* _Dataset records_:
— BEGIN —

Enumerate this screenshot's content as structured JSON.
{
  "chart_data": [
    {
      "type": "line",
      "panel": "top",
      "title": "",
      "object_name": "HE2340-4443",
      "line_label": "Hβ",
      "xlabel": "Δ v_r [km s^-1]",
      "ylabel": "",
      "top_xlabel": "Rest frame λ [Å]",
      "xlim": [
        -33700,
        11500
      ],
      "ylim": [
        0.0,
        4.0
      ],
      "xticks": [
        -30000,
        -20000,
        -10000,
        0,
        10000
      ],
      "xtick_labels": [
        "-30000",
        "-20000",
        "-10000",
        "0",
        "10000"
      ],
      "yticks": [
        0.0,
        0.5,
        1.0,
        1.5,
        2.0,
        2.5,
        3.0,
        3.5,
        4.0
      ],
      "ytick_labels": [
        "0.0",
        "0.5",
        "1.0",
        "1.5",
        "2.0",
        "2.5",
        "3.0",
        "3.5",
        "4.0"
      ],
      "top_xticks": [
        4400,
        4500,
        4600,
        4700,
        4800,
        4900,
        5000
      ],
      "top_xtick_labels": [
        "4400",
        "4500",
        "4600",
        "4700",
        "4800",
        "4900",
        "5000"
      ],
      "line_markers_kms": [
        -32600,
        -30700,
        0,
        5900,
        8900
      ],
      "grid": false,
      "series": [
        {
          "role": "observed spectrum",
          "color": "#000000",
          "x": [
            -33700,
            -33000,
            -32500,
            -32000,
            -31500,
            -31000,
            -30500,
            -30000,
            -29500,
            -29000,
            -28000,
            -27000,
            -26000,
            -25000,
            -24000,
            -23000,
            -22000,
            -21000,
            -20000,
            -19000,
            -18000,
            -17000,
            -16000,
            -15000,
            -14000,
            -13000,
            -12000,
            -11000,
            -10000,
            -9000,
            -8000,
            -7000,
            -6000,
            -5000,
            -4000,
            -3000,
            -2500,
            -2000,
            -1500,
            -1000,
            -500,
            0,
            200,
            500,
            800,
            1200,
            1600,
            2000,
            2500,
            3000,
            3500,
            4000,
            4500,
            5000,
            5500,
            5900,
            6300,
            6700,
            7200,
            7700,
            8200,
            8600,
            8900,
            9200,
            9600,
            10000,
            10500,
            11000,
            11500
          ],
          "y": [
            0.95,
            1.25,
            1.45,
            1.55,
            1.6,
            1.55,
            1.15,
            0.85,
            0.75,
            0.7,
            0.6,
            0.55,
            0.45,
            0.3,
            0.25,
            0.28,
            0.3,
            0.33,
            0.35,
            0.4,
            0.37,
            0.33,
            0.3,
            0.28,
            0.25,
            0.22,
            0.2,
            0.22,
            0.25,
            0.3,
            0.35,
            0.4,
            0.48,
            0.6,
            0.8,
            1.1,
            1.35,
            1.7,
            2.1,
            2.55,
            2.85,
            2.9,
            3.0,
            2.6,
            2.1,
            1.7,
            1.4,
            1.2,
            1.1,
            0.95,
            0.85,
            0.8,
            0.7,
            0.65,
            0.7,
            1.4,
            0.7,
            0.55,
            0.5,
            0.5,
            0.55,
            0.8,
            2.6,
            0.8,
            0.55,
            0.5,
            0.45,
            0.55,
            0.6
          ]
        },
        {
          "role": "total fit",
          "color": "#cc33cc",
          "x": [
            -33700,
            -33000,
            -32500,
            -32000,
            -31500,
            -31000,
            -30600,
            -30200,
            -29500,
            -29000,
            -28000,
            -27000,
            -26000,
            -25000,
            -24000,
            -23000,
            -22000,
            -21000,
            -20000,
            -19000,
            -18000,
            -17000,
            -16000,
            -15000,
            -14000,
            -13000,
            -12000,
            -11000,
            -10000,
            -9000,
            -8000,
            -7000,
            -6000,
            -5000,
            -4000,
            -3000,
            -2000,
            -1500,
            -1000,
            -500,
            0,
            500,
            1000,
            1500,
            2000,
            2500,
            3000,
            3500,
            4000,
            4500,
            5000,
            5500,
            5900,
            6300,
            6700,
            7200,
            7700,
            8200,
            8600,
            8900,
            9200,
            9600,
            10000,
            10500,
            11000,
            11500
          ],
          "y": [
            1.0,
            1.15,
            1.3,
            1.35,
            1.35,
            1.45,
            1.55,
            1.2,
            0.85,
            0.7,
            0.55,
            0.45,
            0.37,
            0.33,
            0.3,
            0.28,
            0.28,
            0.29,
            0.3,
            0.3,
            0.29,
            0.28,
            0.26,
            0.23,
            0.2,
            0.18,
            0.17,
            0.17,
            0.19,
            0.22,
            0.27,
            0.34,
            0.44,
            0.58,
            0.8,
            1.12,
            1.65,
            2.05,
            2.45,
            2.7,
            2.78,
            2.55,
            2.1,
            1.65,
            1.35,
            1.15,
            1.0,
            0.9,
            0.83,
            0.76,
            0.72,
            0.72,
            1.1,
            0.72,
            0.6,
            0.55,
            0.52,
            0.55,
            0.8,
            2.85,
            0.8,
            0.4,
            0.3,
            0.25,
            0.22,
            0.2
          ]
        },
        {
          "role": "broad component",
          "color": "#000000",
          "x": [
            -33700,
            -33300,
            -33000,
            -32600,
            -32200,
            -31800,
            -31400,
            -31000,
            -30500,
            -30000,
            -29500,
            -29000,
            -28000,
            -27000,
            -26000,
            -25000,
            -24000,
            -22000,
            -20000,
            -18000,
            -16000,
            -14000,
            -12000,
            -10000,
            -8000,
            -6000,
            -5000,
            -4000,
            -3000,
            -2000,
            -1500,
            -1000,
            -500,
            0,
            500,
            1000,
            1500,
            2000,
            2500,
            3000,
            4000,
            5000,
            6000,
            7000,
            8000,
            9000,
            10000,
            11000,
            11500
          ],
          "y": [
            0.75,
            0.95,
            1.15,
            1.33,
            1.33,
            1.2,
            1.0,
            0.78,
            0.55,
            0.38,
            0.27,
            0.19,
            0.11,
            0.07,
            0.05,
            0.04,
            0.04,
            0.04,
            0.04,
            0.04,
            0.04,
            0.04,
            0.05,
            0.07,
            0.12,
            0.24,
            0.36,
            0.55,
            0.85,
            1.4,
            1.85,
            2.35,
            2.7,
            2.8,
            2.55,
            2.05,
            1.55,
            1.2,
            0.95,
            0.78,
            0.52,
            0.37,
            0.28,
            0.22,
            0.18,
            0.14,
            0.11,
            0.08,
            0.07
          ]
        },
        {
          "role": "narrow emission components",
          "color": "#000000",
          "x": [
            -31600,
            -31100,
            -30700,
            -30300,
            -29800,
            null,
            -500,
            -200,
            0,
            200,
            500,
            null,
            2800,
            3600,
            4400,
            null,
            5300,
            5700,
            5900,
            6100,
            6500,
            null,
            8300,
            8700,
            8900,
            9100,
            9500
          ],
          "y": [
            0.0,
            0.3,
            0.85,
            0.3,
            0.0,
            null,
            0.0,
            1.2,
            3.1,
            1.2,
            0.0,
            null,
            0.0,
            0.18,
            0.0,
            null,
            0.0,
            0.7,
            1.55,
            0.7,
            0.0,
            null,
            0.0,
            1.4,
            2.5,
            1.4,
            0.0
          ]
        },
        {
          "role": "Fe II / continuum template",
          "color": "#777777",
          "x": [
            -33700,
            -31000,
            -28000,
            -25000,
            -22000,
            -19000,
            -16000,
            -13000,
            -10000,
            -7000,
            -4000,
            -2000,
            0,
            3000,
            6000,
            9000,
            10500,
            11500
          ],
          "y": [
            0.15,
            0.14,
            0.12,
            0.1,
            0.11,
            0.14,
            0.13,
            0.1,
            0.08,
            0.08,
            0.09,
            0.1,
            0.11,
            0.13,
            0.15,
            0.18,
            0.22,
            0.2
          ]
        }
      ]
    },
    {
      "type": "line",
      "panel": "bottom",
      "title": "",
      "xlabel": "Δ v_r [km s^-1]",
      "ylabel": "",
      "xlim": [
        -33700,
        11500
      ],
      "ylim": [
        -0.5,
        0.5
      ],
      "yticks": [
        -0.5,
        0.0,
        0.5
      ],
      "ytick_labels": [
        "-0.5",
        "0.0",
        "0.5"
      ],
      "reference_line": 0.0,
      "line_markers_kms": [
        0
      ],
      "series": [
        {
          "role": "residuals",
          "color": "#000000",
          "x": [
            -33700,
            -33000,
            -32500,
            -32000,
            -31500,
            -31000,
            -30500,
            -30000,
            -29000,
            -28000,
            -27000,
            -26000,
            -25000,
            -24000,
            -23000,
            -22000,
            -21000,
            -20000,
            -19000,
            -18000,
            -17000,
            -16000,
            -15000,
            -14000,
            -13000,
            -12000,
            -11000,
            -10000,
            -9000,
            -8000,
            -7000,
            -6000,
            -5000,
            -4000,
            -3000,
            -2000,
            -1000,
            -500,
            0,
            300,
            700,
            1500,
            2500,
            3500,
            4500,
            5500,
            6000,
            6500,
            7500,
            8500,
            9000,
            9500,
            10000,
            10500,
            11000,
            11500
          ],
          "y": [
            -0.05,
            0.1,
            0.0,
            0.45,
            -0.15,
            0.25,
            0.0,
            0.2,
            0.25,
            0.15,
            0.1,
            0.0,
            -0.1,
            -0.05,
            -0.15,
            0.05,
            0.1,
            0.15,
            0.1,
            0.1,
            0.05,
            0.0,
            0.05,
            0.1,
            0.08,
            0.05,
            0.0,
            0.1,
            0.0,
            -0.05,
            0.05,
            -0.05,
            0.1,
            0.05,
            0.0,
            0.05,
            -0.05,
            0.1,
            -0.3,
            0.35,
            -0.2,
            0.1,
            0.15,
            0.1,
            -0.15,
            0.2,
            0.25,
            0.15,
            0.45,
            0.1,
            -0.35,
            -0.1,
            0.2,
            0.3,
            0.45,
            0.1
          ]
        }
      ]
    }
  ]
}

— END —
— BEGIN —

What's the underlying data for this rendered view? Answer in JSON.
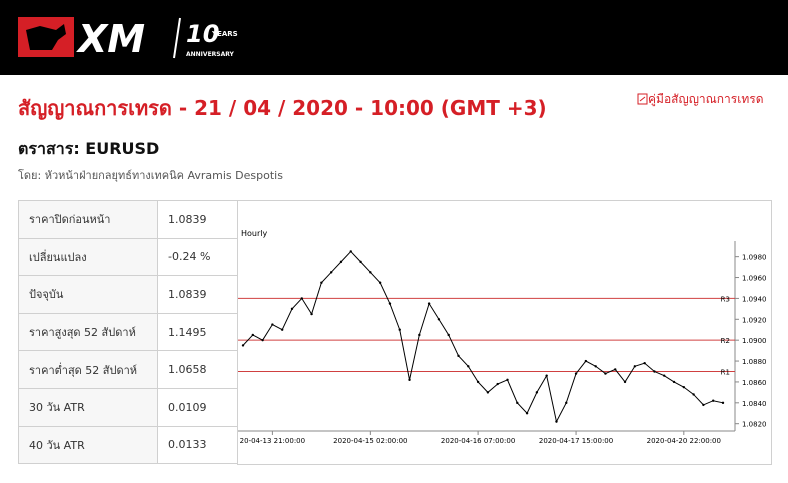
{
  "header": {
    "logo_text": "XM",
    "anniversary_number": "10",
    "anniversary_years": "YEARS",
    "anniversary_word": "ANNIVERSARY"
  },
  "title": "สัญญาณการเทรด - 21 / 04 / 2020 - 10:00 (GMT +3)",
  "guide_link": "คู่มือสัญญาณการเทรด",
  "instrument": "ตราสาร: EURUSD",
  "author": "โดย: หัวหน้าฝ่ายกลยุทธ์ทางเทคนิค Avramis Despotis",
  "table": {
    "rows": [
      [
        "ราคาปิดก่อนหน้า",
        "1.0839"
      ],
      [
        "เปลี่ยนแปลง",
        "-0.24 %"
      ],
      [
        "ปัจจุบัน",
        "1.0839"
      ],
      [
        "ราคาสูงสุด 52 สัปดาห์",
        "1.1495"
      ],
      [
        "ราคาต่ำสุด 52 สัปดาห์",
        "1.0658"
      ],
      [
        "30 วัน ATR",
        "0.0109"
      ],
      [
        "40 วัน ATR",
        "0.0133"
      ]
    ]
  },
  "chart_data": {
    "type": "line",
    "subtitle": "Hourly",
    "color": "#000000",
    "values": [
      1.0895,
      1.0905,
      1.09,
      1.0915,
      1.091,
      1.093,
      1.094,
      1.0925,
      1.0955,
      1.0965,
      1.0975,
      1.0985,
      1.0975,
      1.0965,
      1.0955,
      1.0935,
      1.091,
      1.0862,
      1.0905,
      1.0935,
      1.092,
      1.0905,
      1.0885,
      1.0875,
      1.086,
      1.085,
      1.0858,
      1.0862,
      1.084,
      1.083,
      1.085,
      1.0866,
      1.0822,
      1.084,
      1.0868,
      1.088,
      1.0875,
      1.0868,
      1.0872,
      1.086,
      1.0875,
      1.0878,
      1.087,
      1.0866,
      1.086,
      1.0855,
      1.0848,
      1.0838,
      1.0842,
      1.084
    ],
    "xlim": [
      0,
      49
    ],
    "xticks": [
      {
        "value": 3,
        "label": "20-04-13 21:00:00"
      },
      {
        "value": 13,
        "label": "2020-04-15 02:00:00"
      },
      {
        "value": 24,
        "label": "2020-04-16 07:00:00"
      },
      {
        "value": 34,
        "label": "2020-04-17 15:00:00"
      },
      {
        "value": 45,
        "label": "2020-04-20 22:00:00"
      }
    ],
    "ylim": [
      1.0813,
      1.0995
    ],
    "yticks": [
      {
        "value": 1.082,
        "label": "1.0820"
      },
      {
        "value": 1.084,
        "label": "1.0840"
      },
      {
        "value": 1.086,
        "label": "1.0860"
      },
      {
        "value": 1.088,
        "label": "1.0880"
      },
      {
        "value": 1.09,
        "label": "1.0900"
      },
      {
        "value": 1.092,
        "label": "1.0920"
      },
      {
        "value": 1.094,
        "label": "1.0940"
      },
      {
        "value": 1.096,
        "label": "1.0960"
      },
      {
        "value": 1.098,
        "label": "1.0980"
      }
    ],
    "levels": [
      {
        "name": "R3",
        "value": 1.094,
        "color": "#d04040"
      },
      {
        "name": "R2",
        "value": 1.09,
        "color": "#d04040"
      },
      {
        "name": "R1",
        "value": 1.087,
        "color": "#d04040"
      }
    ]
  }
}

— END —

* _Given request_: Every line that holds the word "role" should be extracted.

* _Solution for this problem_:
          "role": "observed spectrum",
          "role": "total fit",
          "role": "broad component",
          "role": "narrow emission components",
          "role": "Fe II / continuum template",
          "role": "residuals",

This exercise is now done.